> _What the task asks_:
All lines holding the string "para" are to be shown.
• • • •
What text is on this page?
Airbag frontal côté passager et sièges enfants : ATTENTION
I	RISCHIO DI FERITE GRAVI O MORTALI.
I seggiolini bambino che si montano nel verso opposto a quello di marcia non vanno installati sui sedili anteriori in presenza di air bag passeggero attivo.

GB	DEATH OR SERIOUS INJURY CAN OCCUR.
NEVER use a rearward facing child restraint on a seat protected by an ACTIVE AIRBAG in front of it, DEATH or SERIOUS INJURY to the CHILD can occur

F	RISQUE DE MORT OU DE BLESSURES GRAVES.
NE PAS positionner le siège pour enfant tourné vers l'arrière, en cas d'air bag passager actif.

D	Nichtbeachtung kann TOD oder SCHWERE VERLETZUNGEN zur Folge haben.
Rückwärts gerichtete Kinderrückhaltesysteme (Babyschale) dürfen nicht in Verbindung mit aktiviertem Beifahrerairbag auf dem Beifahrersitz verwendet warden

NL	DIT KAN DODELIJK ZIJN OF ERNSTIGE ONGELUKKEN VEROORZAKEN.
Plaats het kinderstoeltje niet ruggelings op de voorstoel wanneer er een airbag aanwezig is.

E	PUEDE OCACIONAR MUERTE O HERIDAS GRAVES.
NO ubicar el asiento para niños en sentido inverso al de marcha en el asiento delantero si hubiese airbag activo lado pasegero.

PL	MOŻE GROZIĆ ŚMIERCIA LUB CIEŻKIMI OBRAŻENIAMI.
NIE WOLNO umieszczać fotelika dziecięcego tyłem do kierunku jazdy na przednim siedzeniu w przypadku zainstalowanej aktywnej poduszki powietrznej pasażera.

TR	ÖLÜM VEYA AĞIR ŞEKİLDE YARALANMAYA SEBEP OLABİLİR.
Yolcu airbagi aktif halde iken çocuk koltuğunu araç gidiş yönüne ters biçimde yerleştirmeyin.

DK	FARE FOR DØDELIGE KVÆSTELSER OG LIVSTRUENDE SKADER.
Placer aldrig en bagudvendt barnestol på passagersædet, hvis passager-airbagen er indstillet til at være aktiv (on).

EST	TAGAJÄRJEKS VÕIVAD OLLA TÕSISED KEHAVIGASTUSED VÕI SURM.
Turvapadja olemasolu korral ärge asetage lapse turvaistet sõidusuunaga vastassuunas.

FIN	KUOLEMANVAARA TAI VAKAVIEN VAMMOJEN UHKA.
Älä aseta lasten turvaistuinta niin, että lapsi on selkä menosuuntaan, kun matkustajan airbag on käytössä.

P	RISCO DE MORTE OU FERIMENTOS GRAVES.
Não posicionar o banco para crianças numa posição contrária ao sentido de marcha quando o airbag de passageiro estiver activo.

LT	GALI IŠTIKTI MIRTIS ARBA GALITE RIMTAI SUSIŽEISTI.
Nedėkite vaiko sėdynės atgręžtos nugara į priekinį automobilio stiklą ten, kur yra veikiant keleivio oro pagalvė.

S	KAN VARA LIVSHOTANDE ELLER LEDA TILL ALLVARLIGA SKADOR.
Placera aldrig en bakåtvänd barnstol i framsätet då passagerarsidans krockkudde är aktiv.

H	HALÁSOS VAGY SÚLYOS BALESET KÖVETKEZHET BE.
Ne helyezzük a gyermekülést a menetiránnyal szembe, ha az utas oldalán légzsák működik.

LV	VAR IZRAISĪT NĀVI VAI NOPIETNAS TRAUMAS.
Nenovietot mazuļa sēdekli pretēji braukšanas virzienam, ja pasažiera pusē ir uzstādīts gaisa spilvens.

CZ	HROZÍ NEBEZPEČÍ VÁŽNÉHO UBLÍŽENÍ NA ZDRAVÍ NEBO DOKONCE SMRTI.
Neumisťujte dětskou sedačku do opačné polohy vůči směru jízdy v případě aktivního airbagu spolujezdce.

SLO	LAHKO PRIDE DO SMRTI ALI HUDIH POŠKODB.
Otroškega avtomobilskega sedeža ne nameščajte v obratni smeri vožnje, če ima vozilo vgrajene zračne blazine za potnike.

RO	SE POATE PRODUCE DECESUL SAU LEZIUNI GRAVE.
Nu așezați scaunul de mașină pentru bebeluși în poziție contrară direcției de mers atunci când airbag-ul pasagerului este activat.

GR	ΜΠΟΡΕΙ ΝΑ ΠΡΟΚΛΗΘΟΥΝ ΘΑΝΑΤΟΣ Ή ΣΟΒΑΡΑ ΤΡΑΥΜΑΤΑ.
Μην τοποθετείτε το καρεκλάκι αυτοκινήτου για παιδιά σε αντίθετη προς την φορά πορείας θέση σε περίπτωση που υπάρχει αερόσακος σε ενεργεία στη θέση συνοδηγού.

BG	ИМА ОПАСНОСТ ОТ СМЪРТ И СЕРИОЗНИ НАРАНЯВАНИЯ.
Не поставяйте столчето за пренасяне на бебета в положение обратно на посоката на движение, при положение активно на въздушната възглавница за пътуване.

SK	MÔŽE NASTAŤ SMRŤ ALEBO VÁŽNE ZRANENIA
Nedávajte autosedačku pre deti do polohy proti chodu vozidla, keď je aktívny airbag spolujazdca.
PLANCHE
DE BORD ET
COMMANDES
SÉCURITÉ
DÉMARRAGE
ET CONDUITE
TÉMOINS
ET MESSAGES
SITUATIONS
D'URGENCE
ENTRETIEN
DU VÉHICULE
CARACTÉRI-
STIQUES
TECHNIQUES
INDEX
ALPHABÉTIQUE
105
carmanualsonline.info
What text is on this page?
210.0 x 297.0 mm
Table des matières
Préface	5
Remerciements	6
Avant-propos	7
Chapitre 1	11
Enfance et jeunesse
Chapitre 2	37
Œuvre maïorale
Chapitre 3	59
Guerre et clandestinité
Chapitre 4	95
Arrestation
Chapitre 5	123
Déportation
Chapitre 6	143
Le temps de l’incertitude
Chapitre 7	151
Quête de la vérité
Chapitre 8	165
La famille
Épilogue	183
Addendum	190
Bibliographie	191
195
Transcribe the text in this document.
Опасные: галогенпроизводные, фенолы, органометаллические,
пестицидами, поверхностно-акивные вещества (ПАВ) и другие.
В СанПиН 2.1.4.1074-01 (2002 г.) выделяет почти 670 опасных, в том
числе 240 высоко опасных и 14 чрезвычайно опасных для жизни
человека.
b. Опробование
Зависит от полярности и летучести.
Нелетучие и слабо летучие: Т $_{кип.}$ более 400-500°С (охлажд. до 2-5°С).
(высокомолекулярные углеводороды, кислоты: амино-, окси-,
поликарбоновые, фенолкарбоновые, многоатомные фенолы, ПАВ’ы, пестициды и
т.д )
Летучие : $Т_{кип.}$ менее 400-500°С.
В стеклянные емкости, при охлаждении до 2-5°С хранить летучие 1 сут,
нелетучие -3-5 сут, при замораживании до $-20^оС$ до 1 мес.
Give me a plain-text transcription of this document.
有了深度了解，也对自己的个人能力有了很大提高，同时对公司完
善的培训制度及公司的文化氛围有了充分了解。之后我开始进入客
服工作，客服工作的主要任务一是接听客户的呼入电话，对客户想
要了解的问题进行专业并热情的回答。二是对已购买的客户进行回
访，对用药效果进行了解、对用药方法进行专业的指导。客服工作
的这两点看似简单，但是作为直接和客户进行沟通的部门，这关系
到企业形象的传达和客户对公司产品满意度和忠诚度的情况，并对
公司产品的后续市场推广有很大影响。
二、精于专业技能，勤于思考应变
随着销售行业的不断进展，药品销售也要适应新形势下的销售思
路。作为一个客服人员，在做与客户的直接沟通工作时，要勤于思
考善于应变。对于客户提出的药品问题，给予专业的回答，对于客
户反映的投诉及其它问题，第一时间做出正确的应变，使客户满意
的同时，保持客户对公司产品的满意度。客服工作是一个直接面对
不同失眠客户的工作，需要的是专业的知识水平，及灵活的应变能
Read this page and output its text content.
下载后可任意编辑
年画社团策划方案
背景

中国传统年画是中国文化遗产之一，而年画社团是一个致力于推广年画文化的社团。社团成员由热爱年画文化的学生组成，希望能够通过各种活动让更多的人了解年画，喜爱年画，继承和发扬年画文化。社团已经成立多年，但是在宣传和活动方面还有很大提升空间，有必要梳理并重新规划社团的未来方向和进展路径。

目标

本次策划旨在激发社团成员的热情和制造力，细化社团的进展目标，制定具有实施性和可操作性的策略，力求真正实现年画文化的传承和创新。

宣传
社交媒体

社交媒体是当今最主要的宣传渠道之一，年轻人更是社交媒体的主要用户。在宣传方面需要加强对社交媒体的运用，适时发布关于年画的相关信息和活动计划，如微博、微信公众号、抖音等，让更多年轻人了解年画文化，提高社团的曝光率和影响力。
• • • •
> _Completed task_:
NO ubicar el asiento para niños en sentido inverso al de marcha en el asiento delantero si hubiese airbag activo lado pasegero.
Não posicionar o banco para crianças numa posição contrária ao sentido de marcha quando o airbag de passageiro estiver activo.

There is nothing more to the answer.